- **Data listing**

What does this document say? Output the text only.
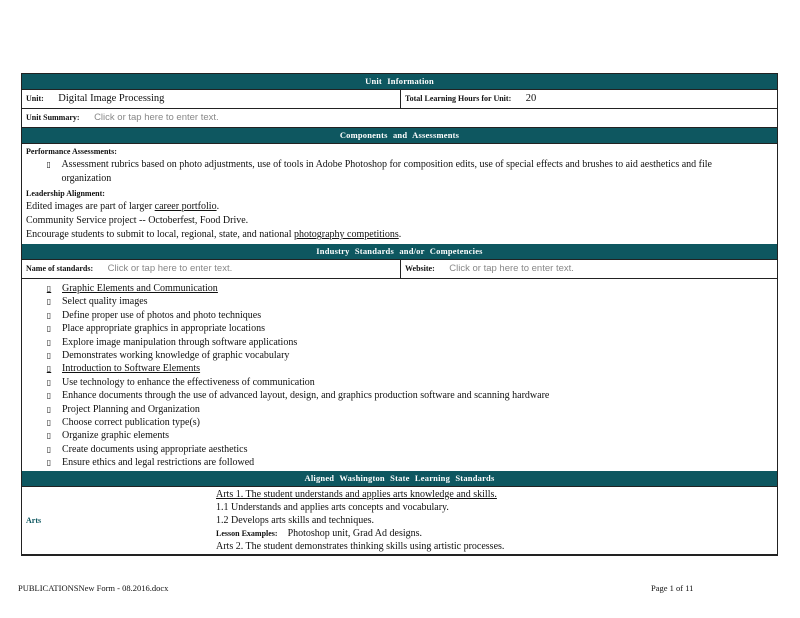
Unit Information
Unit: Digital Image Processing	Total Learning Hours for Unit: 20
Unit Summary: Click or tap here to enter text.
Components and Assessments
Performance Assessments:
▯	Assessment rubrics based on photo adjustments, use of tools in Adobe Photoshop for composition edits, use of special effects and brushes to aid aesthetics and file organization
Leadership Alignment:
Edited images are part of larger career portfolio.
Community Service project -- Octoberfest, Food Drive.
Encourage students to submit to local, regional, state, and national photography competitions.
Industry Standards and/or Competencies
Name of standards: Click or tap here to enter text.	Website: Click or tap here to enter text.
▯	Graphic Elements and Communication
▯	Select quality images
▯	Define proper use of photos and photo techniques
▯	Place appropriate graphics in appropriate locations
▯	Explore image manipulation through software applications
▯	Demonstrates working knowledge of graphic vocabulary
▯	Introduction to Software Elements
▯	Use technology to enhance the effectiveness of communication
▯	Enhance documents through the use of advanced layout, design, and graphics production software and scanning hardware
▯	Project Planning and Organization
▯	Choose correct publication type(s)
▯	Organize graphic elements
▯	Create documents using appropriate aesthetics
▯	Ensure ethics and legal restrictions are followed
Aligned Washington State Learning Standards
Arts
Arts 1. The student understands and applies arts knowledge and skills.
1.1 Understands and applies arts concepts and vocabulary.
1.2 Develops arts skills and techniques.
Lesson Examples: Photoshop unit, Grad Ad designs.
Arts 2. The student demonstrates thinking skills using artistic processes.
PUBLICATIONSNew Form - 08.2016.docx	Page 1 of 11
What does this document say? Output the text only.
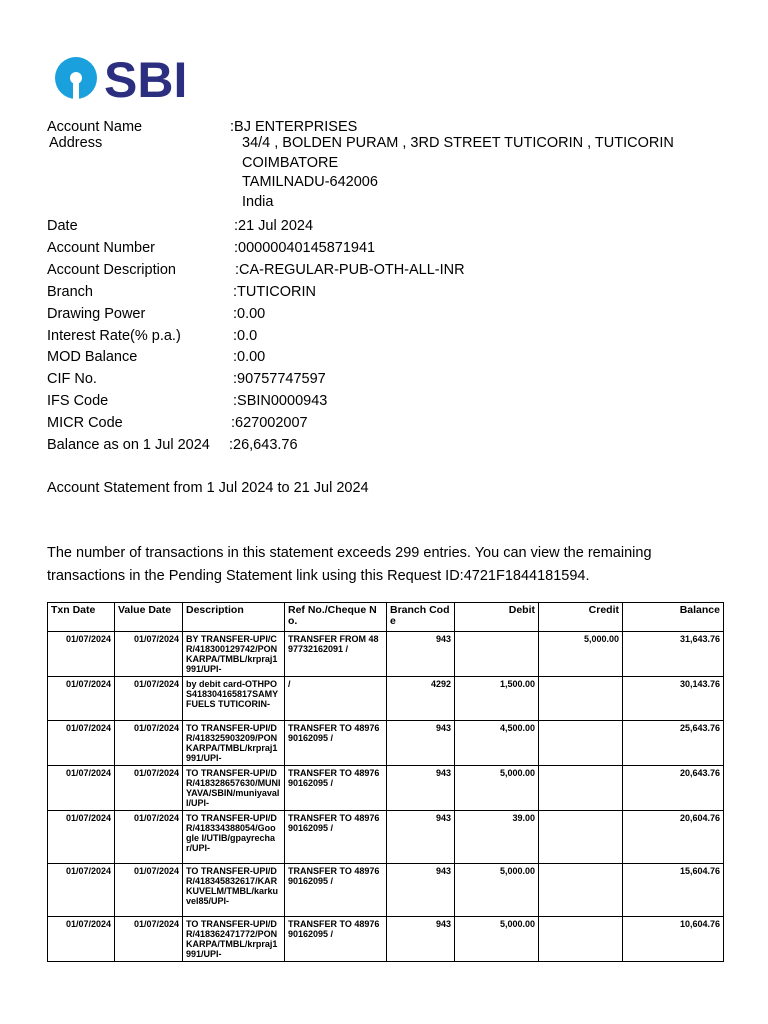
SBI
Account Name	:BJ ENTERPRISES
Address	34/4 , BOLDEN PURAM , 3RD STREET TUTICORIN , TUTICORIN
COIMBATORE
TAMILNADU-642006
India
Date	:21 Jul 2024
Account Number	:00000040145871941
Account Description	:CA-REGULAR-PUB-OTH-ALL-INR
Branch	:TUTICORIN
Drawing Power	:0.00
Interest Rate(% p.a.)	:0.0
MOD Balance	:0.00
CIF No.	:90757747597
IFS Code	:SBIN0000943
MICR Code	:627002007
Balance as on 1 Jul 2024 :26,643.76
Account Statement from 1 Jul 2024 to 21 Jul 2024
The number of transactions in this statement exceeds 299 entries. You can view the remaining
transactions in the Pending Statement link using this Request ID:4721F1844181594.
Txn Date	Value Date	Description	Ref No./Cheque No.	Branch Code	Debit	Credit	Balance
01/07/2024	01/07/2024	BY TRANSFER-UPI/CR/418300129742/PONKARPA/TMBL/krpraj1991/UPI-	TRANSFER FROM 4897732162091 /	943		5,000.00	31,643.76
01/07/2024	01/07/2024	by debit card-OTHPOS418304165817SAMY FUELS TUTICORIN-	/	4292	1,500.00		30,143.76
01/07/2024	01/07/2024	TO TRANSFER-UPI/DR/418325903209/PONKARPA/TMBL/krpraj1991/UPI-	TRANSFER TO 4897690162095 /	943	4,500.00		25,643.76
01/07/2024	01/07/2024	TO TRANSFER-UPI/DR/418328657630/MUNIYAVA/SBIN/muniyavall/UPI-	TRANSFER TO 4897690162095 /	943	5,000.00		20,643.76
01/07/2024	01/07/2024	TO TRANSFER-UPI/DR/418334388054/Google I/UTIB/gpayrechar/UPI-	TRANSFER TO 4897690162095 /	943	39.00		20,604.76
01/07/2024	01/07/2024	TO TRANSFER-UPI/DR/418345832617/KARKUVELM/TMBL/karkuvel85/UPI-	TRANSFER TO 4897690162095 /	943	5,000.00		15,604.76
01/07/2024	01/07/2024	TO TRANSFER-UPI/DR/418362471772/PONKARPA/TMBL/krpraj1991/UPI-	TRANSFER TO 4897690162095 /	943	5,000.00		10,604.76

- **What you need to do**
Pull out every line in the material above where "Description" occurs.

- **Task result**
Account Description	:CA-REGULAR-PUB-OTH-ALL-INR
Txn Date	Value Date	Description	Ref No./Cheque No.	Branch Code	Debit	Credit	Balance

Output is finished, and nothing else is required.